**DIRECTIONS:** Look over the lines below. Report each one that includes the string "عالى".

**DATA TO USE:**
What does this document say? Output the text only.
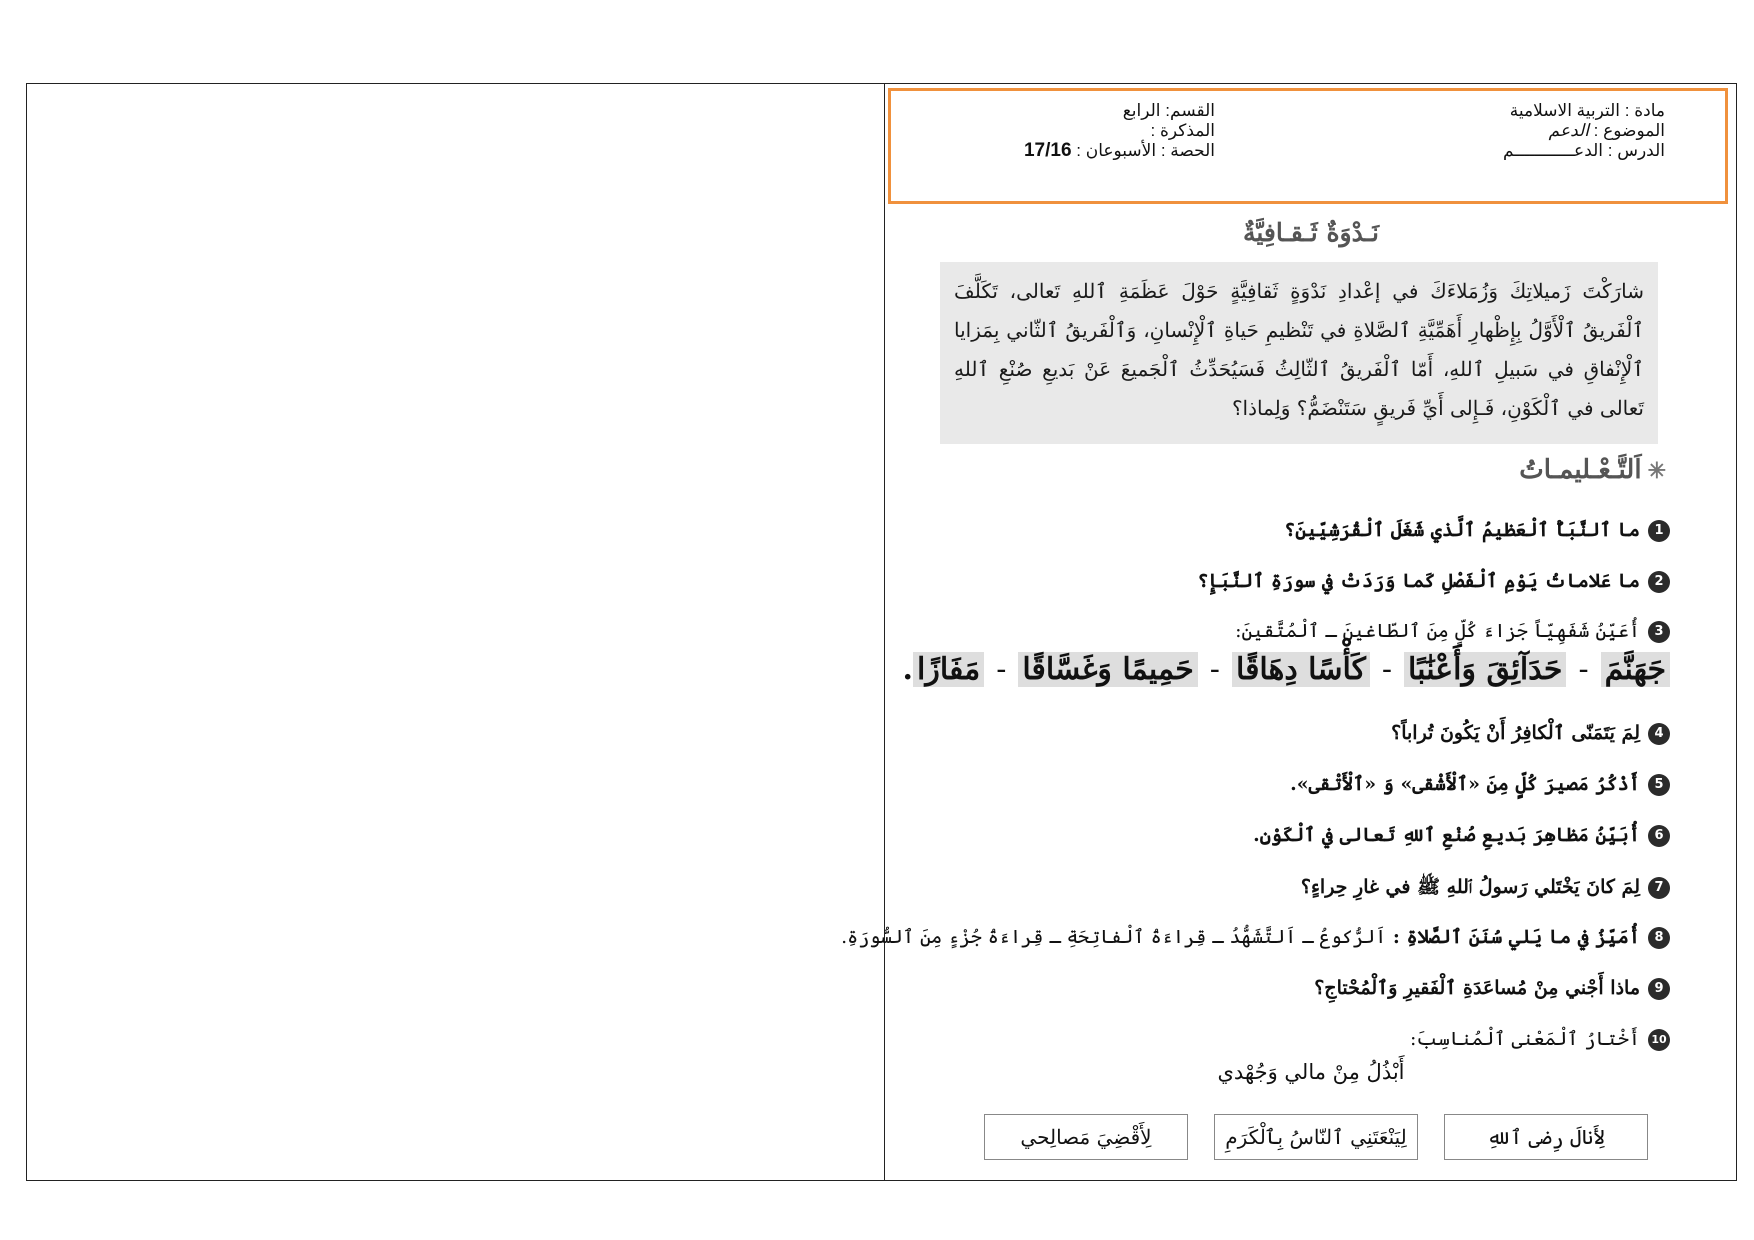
مادة : التربية الاسلامية
الموضوع : الدعم
الدرس : الدعــــــــــــم
القسم: الرابع
المذكرة :
الحصة : الأسبوعان : 17/16
نَـدْوَةٌ ثَـقـافِيَّةٌ
شارَكْتَ زَميلاتِكَ وَزُمَلاءَكَ في إعْدادِ نَدْوَةٍ ثَقافِيَّةٍ حَوْلَ عَظَمَةِ ٱللهِ تَعالى، تَكَلَّفَ ٱلْفَريقُ ٱلْأَوَّلُ بِإِظْهارِ أَهَمِّيَّةِ ٱلصَّلاةِ في تَنْظيمِ حَياةِ ٱلْإِنْسانِ، وَٱلْفَريقُ ٱلثّاني بِمَزايا ٱلْإِنْفاقِ في سَبيلِ ٱللهِ، أَمّا ٱلْفَريقُ ٱلثّالِثُ فَسَيُحَدِّثُ ٱلْجَميعَ عَنْ بَديعِ صُنْعِ ٱللهِ تَعالى في ٱلْكَوْنِ، فَـإِلى أَيِّ فَريقٍ سَتَنْضَمُّ؟ وَلِماذا؟
✳اَلتَّـعْـليمـاتُ
1ما ٱلنَّبَأُ ٱلْعَظيمُ ٱلَّذي شَغَلَ ٱلْقُرَشِيّينَ؟
2ما عَلاماتُ يَوْمِ ٱلْفَصْلِ كَما وَرَدَتْ في سورَةِ ٱلنَّبَإِ؟
3أُعَيِّنُ شَفَهِيّاً جَزاءَ كُلٍّ مِنَ ٱلطّاغينَ ـ ٱلْمُتَّقينَ:
جَهَنَّمَ-حَدَآئِقَ وَأَعْنَٰبًا-كَأْسًا دِهَاقًا-حَمِيمًا وَغَسَّاقًا-مَفَازًا.
4لِمَ يَتَمَنّى ٱلْكافِرُ أَنْ يَكُونَ تُراباً؟
5أَذْكُرُ مَصيرَ كُلٍّ مِنَ «ٱلْأَشْقى» وَ «ٱلْأَتْقى».
6أُبَيِّنُ مَظاهِرَ بَديعِ صُنْعِ ٱللهِ تَعالى في ٱلْكَوْنِ.
7لِمَ كانَ يَخْتَلي رَسولُ ٱللهِ ﷺ في غارِ حِراءٍ؟
8أُمَيِّزُ في ما يَلي سُنَنَ ٱلصَّلاةِ : اَلرُّكوعُ ـ اَلتَّشَهُّدُ ـ قِراءَةُ ٱلْفاتِحَةِ ـ قِراءَةُ جُزْءٍ مِنَ ٱلسُّورَةِ.
9ماذا أَجْني مِنْ مُساعَدَةِ ٱلْفَقيرِ وَٱلْمُحْتاجِ؟
10أَخْتارُ ٱلْمَعْنى ٱلْمُناسِبَ:
أَبْذُلُ مِنْ مالي وَجُهْدي
لِأَنالَ رِضى ٱللهِ
لِيَنْعَتَنِي ٱلنّاسُ بِٱلْكَرَمِ
لِأَقْضِيَ مَصالِحي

**COMPLETE ANSWER:**
شارَكْتَ زَميلاتِكَ وَزُمَلاءَكَ في إعْدادِ نَدْوَةٍ ثَقافِيَّةٍ حَوْلَ عَظَمَةِ ٱللهِ تَعالى، تَكَلَّفَ ٱلْفَريقُ ٱلْأَوَّلُ بِإِظْهارِ أَهَمِّيَّةِ ٱلصَّلاةِ في تَنْظيمِ حَياةِ ٱلْإِنْسانِ، وَٱلْفَريقُ ٱلثّاني بِمَزايا ٱلْإِنْفاقِ في سَبيلِ ٱللهِ، أَمّا ٱلْفَريقُ ٱلثّالِثُ فَسَيُحَدِّثُ ٱلْجَميعَ عَنْ بَديعِ صُنْعِ ٱللهِ تَعالى في ٱلْكَوْنِ، فَـإِلى أَيِّ فَريقٍ سَتَنْضَمُّ؟ وَلِماذا؟
6أُبَيِّنُ مَظاهِرَ بَديعِ صُنْعِ ٱللهِ تَعالى في ٱلْكَوْنِ.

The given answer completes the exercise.